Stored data
===============
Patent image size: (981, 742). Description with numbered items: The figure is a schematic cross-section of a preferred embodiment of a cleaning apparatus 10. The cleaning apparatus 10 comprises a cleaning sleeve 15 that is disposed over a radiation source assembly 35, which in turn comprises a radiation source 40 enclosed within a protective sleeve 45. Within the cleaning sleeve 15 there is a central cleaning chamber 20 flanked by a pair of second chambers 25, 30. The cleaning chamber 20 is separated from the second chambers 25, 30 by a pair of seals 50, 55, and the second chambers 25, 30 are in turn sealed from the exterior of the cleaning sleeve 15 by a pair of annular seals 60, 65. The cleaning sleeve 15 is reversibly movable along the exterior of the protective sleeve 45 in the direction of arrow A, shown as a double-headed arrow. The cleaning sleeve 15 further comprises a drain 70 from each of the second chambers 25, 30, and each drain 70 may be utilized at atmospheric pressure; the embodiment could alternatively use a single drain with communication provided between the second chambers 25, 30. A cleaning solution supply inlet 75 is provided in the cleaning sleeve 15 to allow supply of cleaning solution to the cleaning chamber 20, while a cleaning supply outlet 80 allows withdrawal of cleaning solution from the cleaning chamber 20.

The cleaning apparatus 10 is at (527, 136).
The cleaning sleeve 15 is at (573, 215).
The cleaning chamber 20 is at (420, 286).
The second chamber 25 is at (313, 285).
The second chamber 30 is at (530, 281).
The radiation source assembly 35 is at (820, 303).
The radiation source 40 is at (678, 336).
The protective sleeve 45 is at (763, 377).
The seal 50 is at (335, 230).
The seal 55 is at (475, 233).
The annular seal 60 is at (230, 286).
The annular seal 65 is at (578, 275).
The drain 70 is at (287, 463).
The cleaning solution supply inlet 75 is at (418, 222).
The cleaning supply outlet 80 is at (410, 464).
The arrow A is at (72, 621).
===============
TASK OBJECTIVE
Write out the lines above as a numbered list, and leave out the blank lines.

SOLUTION FOR THIS TASK
1. Patent image size: (981, 742). Description with numbered items: The figure is a schematic cross-section of a preferred embodiment of a cleaning apparatus 10. The cleaning apparatus 10 comprises a cleaning sleeve 15 that is disposed over a radiation source assembly 35, which in turn comprises a radiation source 40 enclosed within a protective sleeve 45. Within the cleaning sleeve 15 there is a central cleaning chamber 20 flanked by a pair of second chambers 25, 30. The cleaning chamber 20 is separated from the second chambers 25, 30 by a pair of seals 50, 55, and the second chambers 25, 30 are in turn sealed from the exterior of the cleaning sleeve 15 by a pair of annular seals 60, 65. The cleaning sleeve 15 is reversibly movable along the exterior of the protective sleeve 45 in the direction of arrow A, shown as a double-headed arrow. The cleaning sleeve 15 further comprises a drain 70 from each of the second chambers 25, 30, and each drain 70 may be utilized at atmospheric pressure; the embodiment could alternatively use a single drain with communication provided between the second chambers 25, 30. A cleaning solution supply inlet 75 is provided in the cleaning sleeve 15 to allow supply of cleaning solution to the cleaning chamber 20, while a cleaning supply outlet 80 allows withdrawal of cleaning solution from the cleaning chamber 20.
2. The cleaning apparatus 10 is at (527, 136).
3. The cleaning sleeve 15 is at (573, 215).
4. The cleaning chamber 20 is at (420, 286).
5. The second chamber 25 is at (313, 285).
6. The second chamber 30 is at (530, 281).
7. The radiation source assembly 35 is at (820, 303).
8. The radiation source 40 is at (678, 336).
9. The protective sleeve 45 is at (763, 377).
10. The seal 50 is at (335, 230).
11. The seal 55 is at (475, 233).
12. The annular seal 60 is at (230, 286).
13. The annular seal 65 is at (578, 275).
14. The drain 70 is at (287, 463).
15. The cleaning solution supply inlet 75 is at (418, 222).
16. The cleaning supply outlet 80 is at (410, 464).
17. The arrow A is at (72, 621).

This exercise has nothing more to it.